Exercise description: What follows is a block of records; restate each one word for word.

Extracted data entries
****************
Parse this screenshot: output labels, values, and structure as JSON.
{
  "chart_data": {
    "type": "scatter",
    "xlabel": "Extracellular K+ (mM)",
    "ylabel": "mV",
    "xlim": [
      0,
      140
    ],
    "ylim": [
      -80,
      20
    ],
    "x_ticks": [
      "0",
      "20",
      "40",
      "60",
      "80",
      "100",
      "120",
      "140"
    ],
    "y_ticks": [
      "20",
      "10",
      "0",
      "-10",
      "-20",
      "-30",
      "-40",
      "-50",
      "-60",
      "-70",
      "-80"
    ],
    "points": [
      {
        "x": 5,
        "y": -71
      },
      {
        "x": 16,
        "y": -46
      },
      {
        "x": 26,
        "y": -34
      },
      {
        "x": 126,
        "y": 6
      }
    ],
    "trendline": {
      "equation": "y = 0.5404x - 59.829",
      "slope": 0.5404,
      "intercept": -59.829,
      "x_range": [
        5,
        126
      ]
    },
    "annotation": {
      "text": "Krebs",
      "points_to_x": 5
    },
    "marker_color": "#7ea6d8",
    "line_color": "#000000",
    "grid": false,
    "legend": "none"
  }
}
****************
Worked answer:
Parse this screenshot: output labels, values, and structure as JSON.
{
  "chart_data": {
    "type": "scatter",
    "xlabel": "Extracellular K+ (mM)",
    "ylabel": "mV",
    "xlim": [
      0,
      140
    ],
    "ylim": [
      -80,
      20
    ],
    "x_ticks": [
      "0",
      "20",
      "40",
      "60",
      "80",
      "100",
      "120",
      "140"
    ],
    "y_ticks": [
      "20",
      "10",
      "0",
      "-10",
      "-20",
      "-30",
      "-40",
      "-50",
      "-60",
      "-70",
      "-80"
    ],
    "points": [
      {
        "x": 5,
        "y": -71
      },
      {
        "x": 16,
        "y": -46
      },
      {
        "x": 26,
        "y": -34
      },
      {
        "x": 126,
        "y": 6
      }
    ],
    "trendline": {
      "equation": "y = 0.5404x - 59.829",
      "slope": 0.5404,
      "intercept": -59.829,
      "x_range": [
        5,
        126
      ]
    },
    "annotation": {
      "text": "Krebs",
      "points_to_x": 5
    },
    "marker_color": "#7ea6d8",
    "line_color": "#000000",
    "grid": false,
    "legend": "none"
  }
}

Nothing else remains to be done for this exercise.